> _GOAL_: All lines below must be repeated exactly, with the pictures omitted.

[Stored records]
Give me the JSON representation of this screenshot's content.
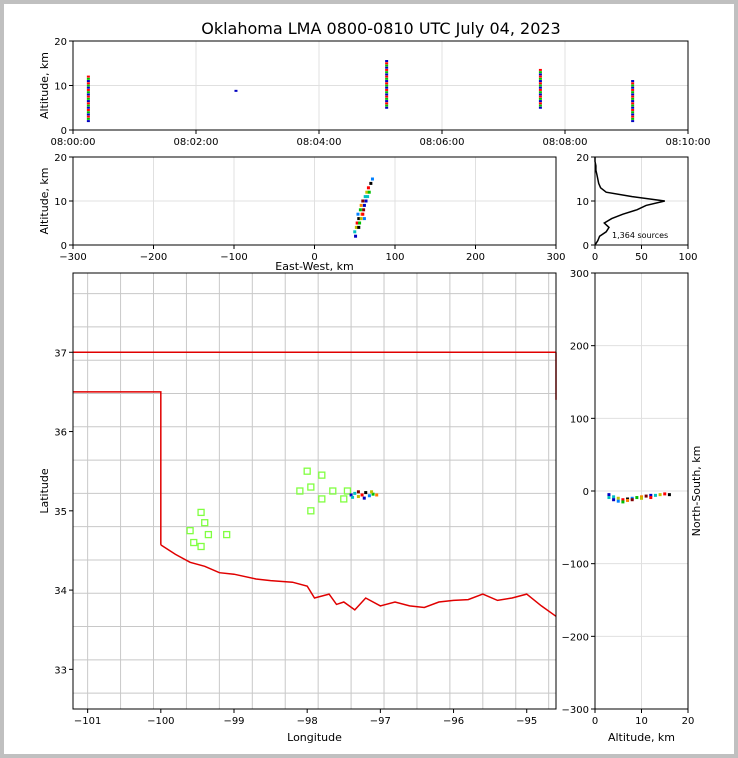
{
  "title": "Oklahoma LMA 0800-0810 UTC July 04, 2023",
  "colors": {
    "state_border": "#e00000",
    "county_border": "#c8c8c8",
    "station": "#80ff40",
    "axis": "#000000",
    "grid": "#e0e0e0"
  },
  "chart_data": [
    {
      "id": "time-height",
      "type": "scatter",
      "ylabel": "Altitude, km",
      "xlabel": "",
      "ylim": [
        0,
        20
      ],
      "yticks": [
        0,
        10,
        20
      ],
      "xlim_minutes": [
        0,
        10
      ],
      "xticks": [
        "08:00:00",
        "08:02:00",
        "08:04:00",
        "08:06:00",
        "08:08:00",
        "08:10:00"
      ],
      "bursts": [
        {
          "time_min": 0.25,
          "z_from": 2,
          "z_to": 12.5
        },
        {
          "time_min": 2.65,
          "z_from": 8.8,
          "z_to": 9.0
        },
        {
          "time_min": 5.1,
          "z_from": 5,
          "z_to": 16
        },
        {
          "time_min": 7.6,
          "z_from": 5,
          "z_to": 14
        },
        {
          "time_min": 9.1,
          "z_from": 2,
          "z_to": 11.5
        }
      ]
    },
    {
      "id": "east-west-height",
      "type": "scatter",
      "xlabel": "East-West, km",
      "ylabel": "Altitude, km",
      "xlim": [
        -300,
        300
      ],
      "xticks": [
        -300,
        -200,
        -100,
        0,
        100,
        200,
        300
      ],
      "ylim": [
        0,
        20
      ],
      "yticks": [
        0,
        10,
        20
      ],
      "points": [
        [
          51,
          2
        ],
        [
          50,
          3
        ],
        [
          52,
          4
        ],
        [
          53,
          5
        ],
        [
          55,
          6
        ],
        [
          54,
          7
        ],
        [
          57,
          8
        ],
        [
          58,
          9
        ],
        [
          60,
          10
        ],
        [
          62,
          9
        ],
        [
          63,
          11
        ],
        [
          65,
          12
        ],
        [
          67,
          13
        ],
        [
          70,
          14
        ],
        [
          72,
          15
        ],
        [
          56,
          5
        ],
        [
          59,
          7
        ],
        [
          61,
          8
        ],
        [
          64,
          10
        ],
        [
          66,
          11
        ],
        [
          58,
          6
        ],
        [
          60,
          7
        ],
        [
          55,
          4
        ],
        [
          62,
          6
        ],
        [
          68,
          12
        ]
      ]
    },
    {
      "id": "altitude-histogram",
      "type": "line",
      "xlim": [
        0,
        100
      ],
      "xticks": [
        0,
        50,
        100
      ],
      "ylim": [
        0,
        20
      ],
      "yticks": [
        0,
        10,
        20
      ],
      "annotation": "1,364 sources",
      "profile": [
        [
          0,
          0
        ],
        [
          3,
          1
        ],
        [
          5,
          2
        ],
        [
          12,
          3
        ],
        [
          15,
          4
        ],
        [
          10,
          5
        ],
        [
          18,
          6
        ],
        [
          30,
          7
        ],
        [
          45,
          8
        ],
        [
          55,
          9
        ],
        [
          75,
          10
        ],
        [
          40,
          11
        ],
        [
          12,
          12
        ],
        [
          6,
          13
        ],
        [
          4,
          14
        ],
        [
          3,
          15
        ],
        [
          2,
          16
        ],
        [
          1,
          17
        ],
        [
          1,
          18
        ],
        [
          0,
          19
        ],
        [
          0,
          20
        ]
      ]
    },
    {
      "id": "plan-view",
      "type": "map",
      "xlabel": "Longitude",
      "ylabel": "Latitude",
      "xlim": [
        -101.2,
        -94.6
      ],
      "xticks": [
        -101,
        -100,
        -99,
        -98,
        -97,
        -96,
        -95
      ],
      "ylim": [
        32.5,
        38.0
      ],
      "yticks": [
        33,
        34,
        35,
        36,
        37
      ],
      "stations": [
        [
          -98.0,
          35.5
        ],
        [
          -97.8,
          35.45
        ],
        [
          -97.95,
          35.3
        ],
        [
          -98.1,
          35.25
        ],
        [
          -97.65,
          35.25
        ],
        [
          -97.45,
          35.25
        ],
        [
          -97.5,
          35.15
        ],
        [
          -97.8,
          35.15
        ],
        [
          -97.95,
          35.0
        ],
        [
          -99.45,
          34.98
        ],
        [
          -99.6,
          34.75
        ],
        [
          -99.4,
          34.85
        ],
        [
          -99.35,
          34.7
        ],
        [
          -99.1,
          34.7
        ],
        [
          -99.55,
          34.6
        ],
        [
          -99.45,
          34.55
        ]
      ],
      "sources": [
        [
          -97.4,
          35.2
        ],
        [
          -97.35,
          35.22
        ],
        [
          -97.3,
          35.18
        ],
        [
          -97.25,
          35.2
        ],
        [
          -97.2,
          35.23
        ],
        [
          -97.15,
          35.19
        ],
        [
          -97.1,
          35.21
        ],
        [
          -97.05,
          35.2
        ],
        [
          -97.3,
          35.24
        ],
        [
          -97.22,
          35.16
        ],
        [
          -97.38,
          35.17
        ],
        [
          -97.12,
          35.24
        ]
      ]
    },
    {
      "id": "north-south-height",
      "type": "scatter",
      "xlabel": "Altitude, km",
      "ylabel": "North-South, km",
      "xlim": [
        0,
        20
      ],
      "xticks": [
        0,
        10,
        20
      ],
      "ylim": [
        -300,
        300
      ],
      "yticks": [
        -300,
        -200,
        -100,
        0,
        100,
        200,
        300
      ],
      "points": [
        [
          3,
          -5
        ],
        [
          4,
          -8
        ],
        [
          5,
          -10
        ],
        [
          6,
          -12
        ],
        [
          7,
          -11
        ],
        [
          8,
          -10
        ],
        [
          9,
          -9
        ],
        [
          10,
          -8
        ],
        [
          11,
          -7
        ],
        [
          12,
          -6
        ],
        [
          13,
          -6
        ],
        [
          14,
          -5
        ],
        [
          15,
          -4
        ],
        [
          16,
          -5
        ],
        [
          5,
          -14
        ],
        [
          6,
          -15
        ],
        [
          7,
          -13
        ],
        [
          8,
          -12
        ],
        [
          4,
          -12
        ],
        [
          3,
          -9
        ],
        [
          10,
          -10
        ],
        [
          12,
          -9
        ]
      ]
    }
  ]
}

> _EXERCISE ANSWER_:
Give me the JSON representation of this screenshot's content.
{
  "title": "Oklahoma LMA 0800-0810 UTC July 04, 2023",
  "colors": {
    "state_border": "#e00000",
    "county_border": "#c8c8c8",
    "station": "#80ff40",
    "axis": "#000000",
    "grid": "#e0e0e0"
  },
  "chart_data": [
    {
      "id": "time-height",
      "type": "scatter",
      "ylabel": "Altitude, km",
      "xlabel": "",
      "ylim": [
        0,
        20
      ],
      "yticks": [
        0,
        10,
        20
      ],
      "xlim_minutes": [
        0,
        10
      ],
      "xticks": [
        "08:00:00",
        "08:02:00",
        "08:04:00",
        "08:06:00",
        "08:08:00",
        "08:10:00"
      ],
      "bursts": [
        {
          "time_min": 0.25,
          "z_from": 2,
          "z_to": 12.5
        },
        {
          "time_min": 2.65,
          "z_from": 8.8,
          "z_to": 9.0
        },
        {
          "time_min": 5.1,
          "z_from": 5,
          "z_to": 16
        },
        {
          "time_min": 7.6,
          "z_from": 5,
          "z_to": 14
        },
        {
          "time_min": 9.1,
          "z_from": 2,
          "z_to": 11.5
        }
      ]
    },
    {
      "id": "east-west-height",
      "type": "scatter",
      "xlabel": "East-West, km",
      "ylabel": "Altitude, km",
      "xlim": [
        -300,
        300
      ],
      "xticks": [
        -300,
        -200,
        -100,
        0,
        100,
        200,
        300
      ],
      "ylim": [
        0,
        20
      ],
      "yticks": [
        0,
        10,
        20
      ],
      "points": [
        [
          51,
          2
        ],
        [
          50,
          3
        ],
        [
          52,
          4
        ],
        [
          53,
          5
        ],
        [
          55,
          6
        ],
        [
          54,
          7
        ],
        [
          57,
          8
        ],
        [
          58,
          9
        ],
        [
          60,
          10
        ],
        [
          62,
          9
        ],
        [
          63,
          11
        ],
        [
          65,
          12
        ],
        [
          67,
          13
        ],
        [
          70,
          14
        ],
        [
          72,
          15
        ],
        [
          56,
          5
        ],
        [
          59,
          7
        ],
        [
          61,
          8
        ],
        [
          64,
          10
        ],
        [
          66,
          11
        ],
        [
          58,
          6
        ],
        [
          60,
          7
        ],
        [
          55,
          4
        ],
        [
          62,
          6
        ],
        [
          68,
          12
        ]
      ]
    },
    {
      "id": "altitude-histogram",
      "type": "line",
      "xlim": [
        0,
        100
      ],
      "xticks": [
        0,
        50,
        100
      ],
      "ylim": [
        0,
        20
      ],
      "yticks": [
        0,
        10,
        20
      ],
      "annotation": "1,364 sources",
      "profile": [
        [
          0,
          0
        ],
        [
          3,
          1
        ],
        [
          5,
          2
        ],
        [
          12,
          3
        ],
        [
          15,
          4
        ],
        [
          10,
          5
        ],
        [
          18,
          6
        ],
        [
          30,
          7
        ],
        [
          45,
          8
        ],
        [
          55,
          9
        ],
        [
          75,
          10
        ],
        [
          40,
          11
        ],
        [
          12,
          12
        ],
        [
          6,
          13
        ],
        [
          4,
          14
        ],
        [
          3,
          15
        ],
        [
          2,
          16
        ],
        [
          1,
          17
        ],
        [
          1,
          18
        ],
        [
          0,
          19
        ],
        [
          0,
          20
        ]
      ]
    },
    {
      "id": "plan-view",
      "type": "map",
      "xlabel": "Longitude",
      "ylabel": "Latitude",
      "xlim": [
        -101.2,
        -94.6
      ],
      "xticks": [
        -101,
        -100,
        -99,
        -98,
        -97,
        -96,
        -95
      ],
      "ylim": [
        32.5,
        38.0
      ],
      "yticks": [
        33,
        34,
        35,
        36,
        37
      ],
      "stations": [
        [
          -98.0,
          35.5
        ],
        [
          -97.8,
          35.45
        ],
        [
          -97.95,
          35.3
        ],
        [
          -98.1,
          35.25
        ],
        [
          -97.65,
          35.25
        ],
        [
          -97.45,
          35.25
        ],
        [
          -97.5,
          35.15
        ],
        [
          -97.8,
          35.15
        ],
        [
          -97.95,
          35.0
        ],
        [
          -99.45,
          34.98
        ],
        [
          -99.6,
          34.75
        ],
        [
          -99.4,
          34.85
        ],
        [
          -99.35,
          34.7
        ],
        [
          -99.1,
          34.7
        ],
        [
          -99.55,
          34.6
        ],
        [
          -99.45,
          34.55
        ]
      ],
      "sources": [
        [
          -97.4,
          35.2
        ],
        [
          -97.35,
          35.22
        ],
        [
          -97.3,
          35.18
        ],
        [
          -97.25,
          35.2
        ],
        [
          -97.2,
          35.23
        ],
        [
          -97.15,
          35.19
        ],
        [
          -97.1,
          35.21
        ],
        [
          -97.05,
          35.2
        ],
        [
          -97.3,
          35.24
        ],
        [
          -97.22,
          35.16
        ],
        [
          -97.38,
          35.17
        ],
        [
          -97.12,
          35.24
        ]
      ]
    },
    {
      "id": "north-south-height",
      "type": "scatter",
      "xlabel": "Altitude, km",
      "ylabel": "North-South, km",
      "xlim": [
        0,
        20
      ],
      "xticks": [
        0,
        10,
        20
      ],
      "ylim": [
        -300,
        300
      ],
      "yticks": [
        -300,
        -200,
        -100,
        0,
        100,
        200,
        300
      ],
      "points": [
        [
          3,
          -5
        ],
        [
          4,
          -8
        ],
        [
          5,
          -10
        ],
        [
          6,
          -12
        ],
        [
          7,
          -11
        ],
        [
          8,
          -10
        ],
        [
          9,
          -9
        ],
        [
          10,
          -8
        ],
        [
          11,
          -7
        ],
        [
          12,
          -6
        ],
        [
          13,
          -6
        ],
        [
          14,
          -5
        ],
        [
          15,
          -4
        ],
        [
          16,
          -5
        ],
        [
          5,
          -14
        ],
        [
          6,
          -15
        ],
        [
          7,
          -13
        ],
        [
          8,
          -12
        ],
        [
          4,
          -12
        ],
        [
          3,
          -9
        ],
        [
          10,
          -10
        ],
        [
          12,
          -9
        ]
      ]
    }
  ]
}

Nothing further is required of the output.